Provided data:

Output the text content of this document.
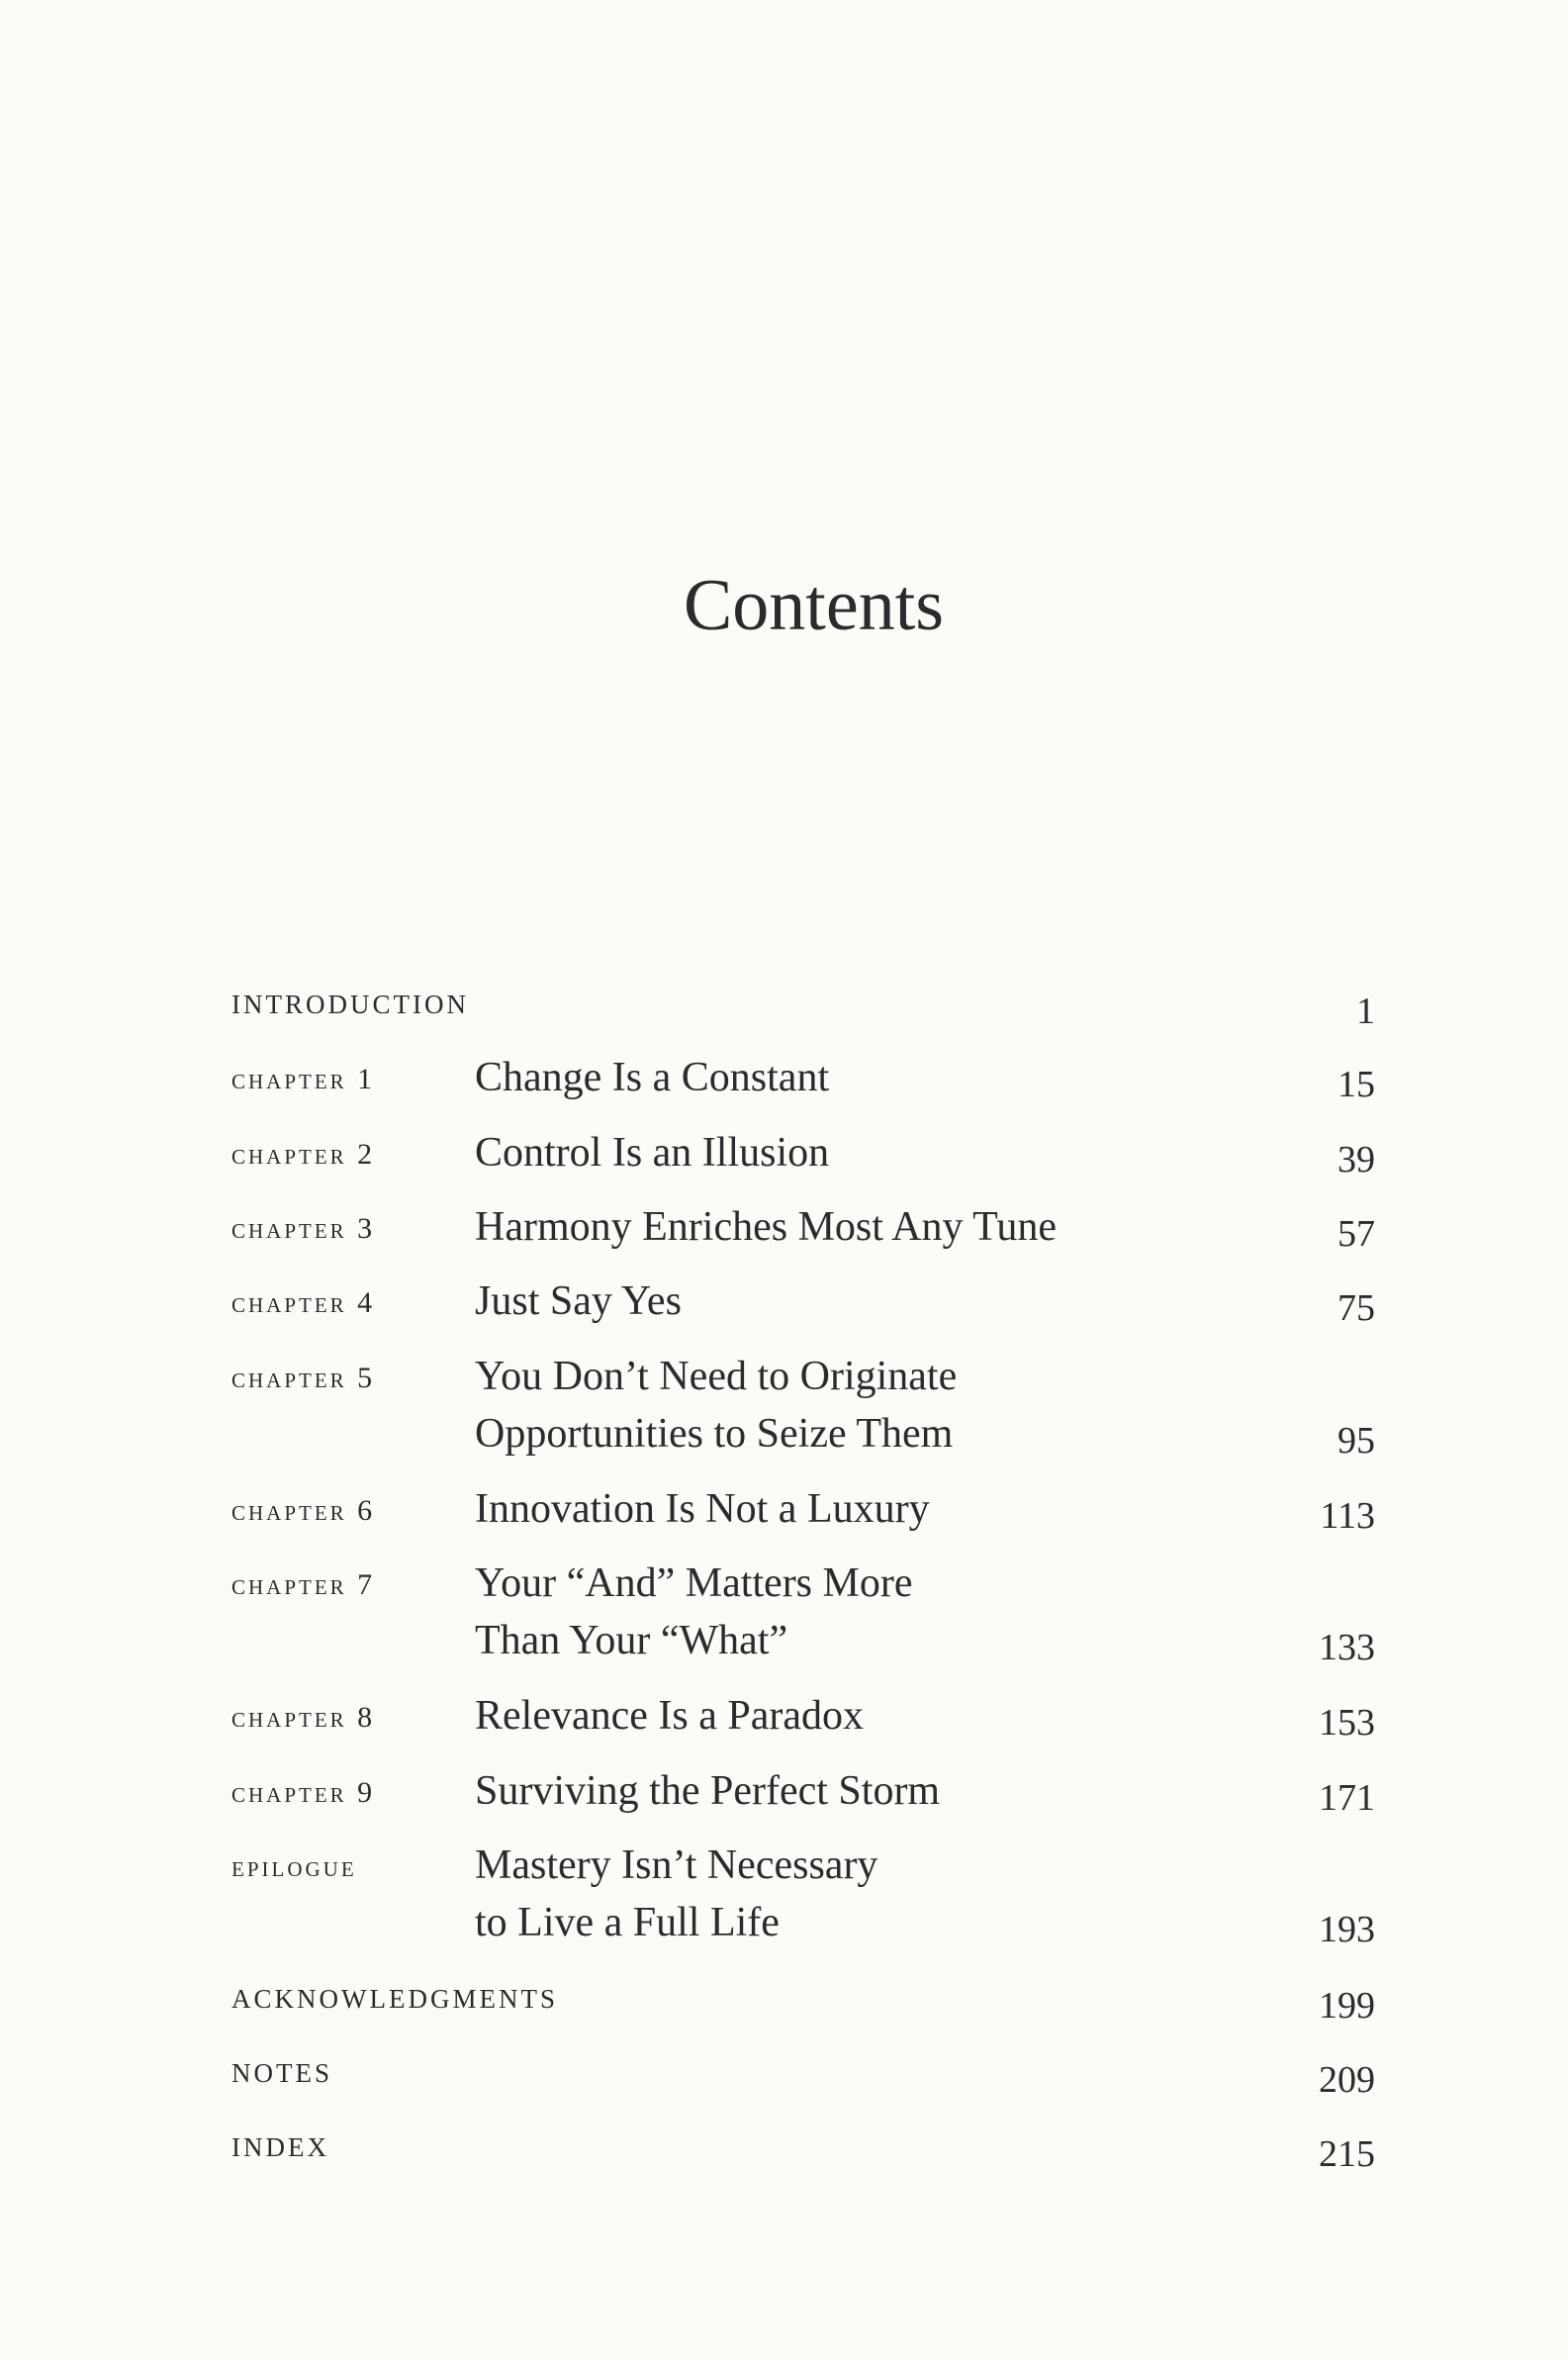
Contents
INTRODUCTION	1
chapter 1 Change Is a Constant	15
chapter 2 Control Is an Illusion	39
chapter 3 Harmony Enriches Most Any Tune	57
chapter 4 Just Say Yes	75
chapter 5 You Don’t Need to Originate
Opportunities to Seize Them	95
chapter 6 Innovation Is Not a Luxury	113
chapter 7 Your “And” Matters More
Than Your “What”	133
chapter 8 Relevance Is a Paradox	153
chapter 9 Surviving the Perfect Storm	171
epilogue	Mastery Isn’t Necessary
to Live a Full Life	193
ACKNOWLEDGMENTS	199
NOTES	209
INDEX	215
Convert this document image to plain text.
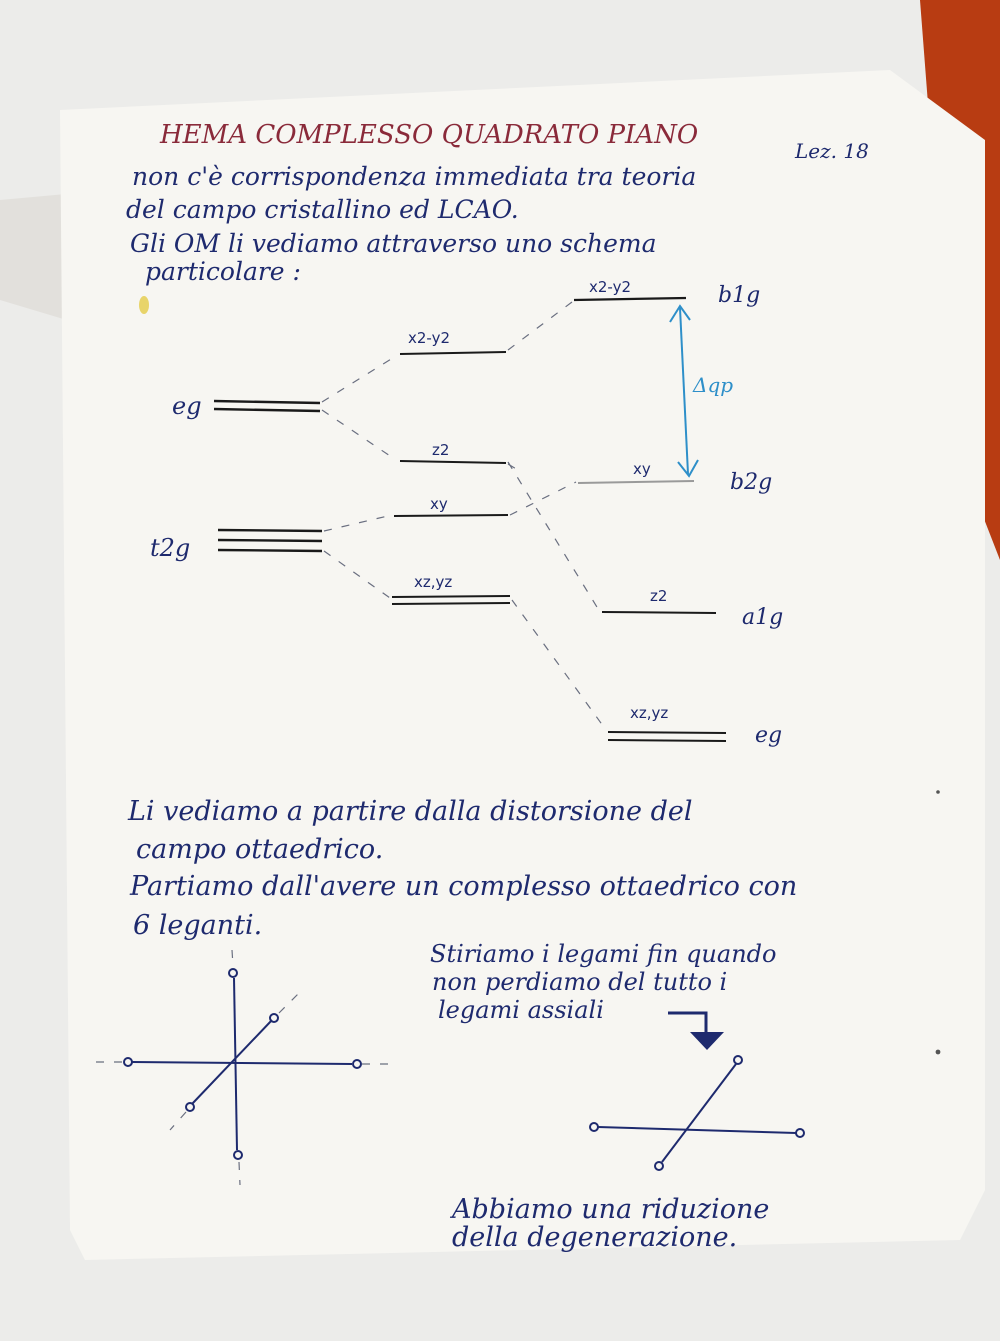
HEMA COMPLESSO QUADRATO PIANO
Lez. 18
non c'è corrispondenza immediata tra teoria
del campo cristallino ed LCAO.
Gli OM li vediamo attraverso uno schema
particolare :
eg
t2g
x2-y2
z2
xy
xz,yz
x2-y2	b1g
xy
b2g
z2
a1g
xz,yz
eg
Δqp
Li vediamo a partire dalla distorsione del
campo ottaedrico.
Partiamo dall'avere un complesso ottaedrico con
6 leganti.
Stiriamo i legami fin quando
non perdiamo del tutto i
legami assiali
Abbiamo una riduzione
della degenerazione.
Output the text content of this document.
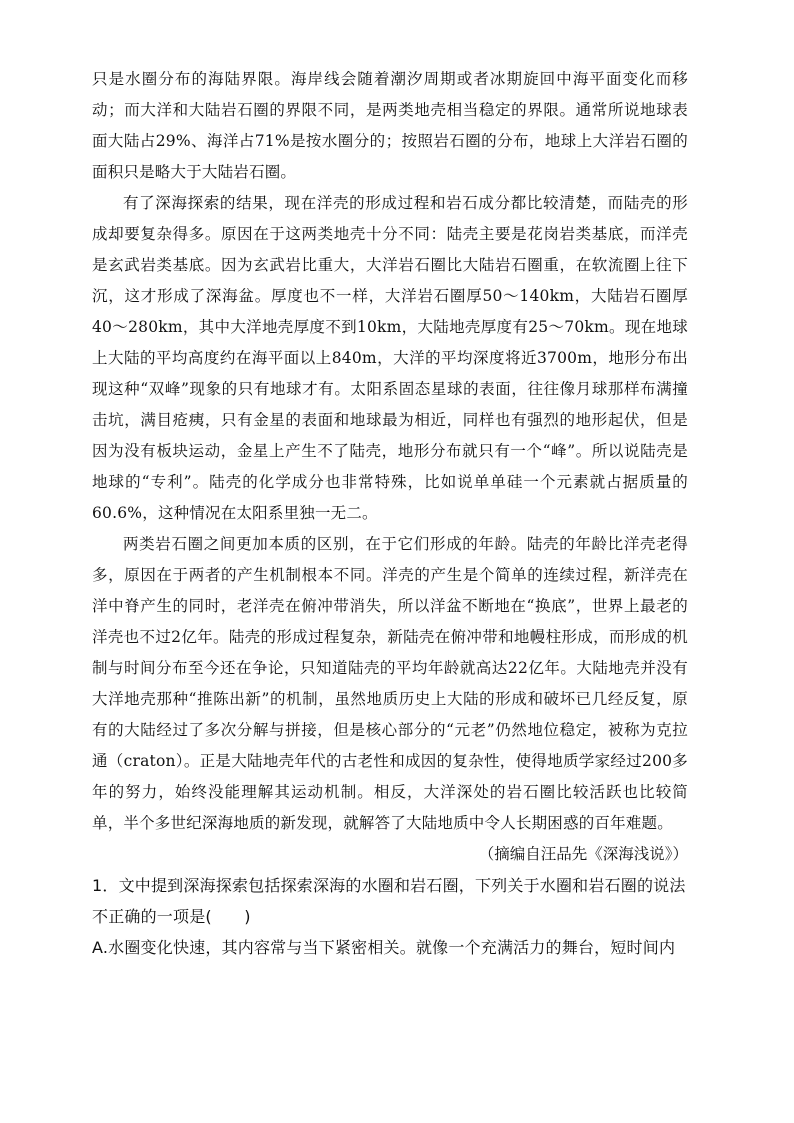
只是水圈分布的海陆界限。海岸线会随着潮汐周期或者冰期旋回中海平面变化而移动；而大洋和大陆岩石圈的界限不同，是两类地壳相当稳定的界限。通常所说地球表面大陆占29%、海洋占71%是按水圈分的；按照岩石圈的分布，地球上大洋岩石圈的面积只是略大于大陆岩石圈。

有了深海探索的结果，现在洋壳的形成过程和岩石成分都比较清楚，而陆壳的形成却要复杂得多。原因在于这两类地壳十分不同：陆壳主要是花岗岩类基底，而洋壳是玄武岩类基底。因为玄武岩比重大，大洋岩石圈比大陆岩石圈重，在软流圈上往下沉，这才形成了深海盆。厚度也不一样，大洋岩石圈厚50～140km，大陆岩石圈厚40～280km，其中大洋地壳厚度不到10km，大陆地壳厚度有25～70km。现在地球上大陆的平均高度约在海平面以上840m，大洋的平均深度将近3700m，地形分布出现这种“双峰”现象的只有地球才有。太阳系固态星球的表面，往往像月球那样布满撞击坑，满目疮痍，只有金星的表面和地球最为相近，同样也有强烈的地形起伏，但是因为没有板块运动，金星上产生不了陆壳，地形分布就只有一个“峰”。所以说陆壳是地球的“专利”。陆壳的化学成分也非常特殊，比如说单单硅一个元素就占据质量的60.6%，这种情况在太阳系里独一无二。

两类岩石圈之间更加本质的区别，在于它们形成的年龄。陆壳的年龄比洋壳老得多，原因在于两者的产生机制根本不同。洋壳的产生是个简单的连续过程，新洋壳在洋中脊产生的同时，老洋壳在俯冲带消失，所以洋盆不断地在“换底”，世界上最老的洋壳也不过2亿年。陆壳的形成过程复杂，新陆壳在俯冲带和地幔柱形成，而形成的机制与时间分布至今还在争论，只知道陆壳的平均年龄就高达22亿年。大陆地壳并没有大洋地壳那种“推陈出新”的机制，虽然地质历史上大陆的形成和破坏已几经反复，原有的大陆经过了多次分解与拼接，但是核心部分的“元老”仍然地位稳定，被称为克拉通（craton）。正是大陆地壳年代的古老性和成因的复杂性，使得地质学家经过200多年的努力，始终没能理解其运动机制。相反，大洋深处的岩石圈比较活跃也比较简单，半个多世纪深海地质的新发现，就解答了大陆地质中令人长期困惑的百年难题。

（摘编自汪品先《深海浅说》）

1．文中提到深海探索包括探索深海的水圈和岩石圈，下列关于水圈和岩石圈的说法不正确的一项是(　　)

A.水圈变化快速，其内容常与当下紧密相关。就像一个充满活力的舞台，短时间内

Exercise instructions:
In the material above, tally every line with the string "vediamo" in it, then give that number alone.

Correct answer:
2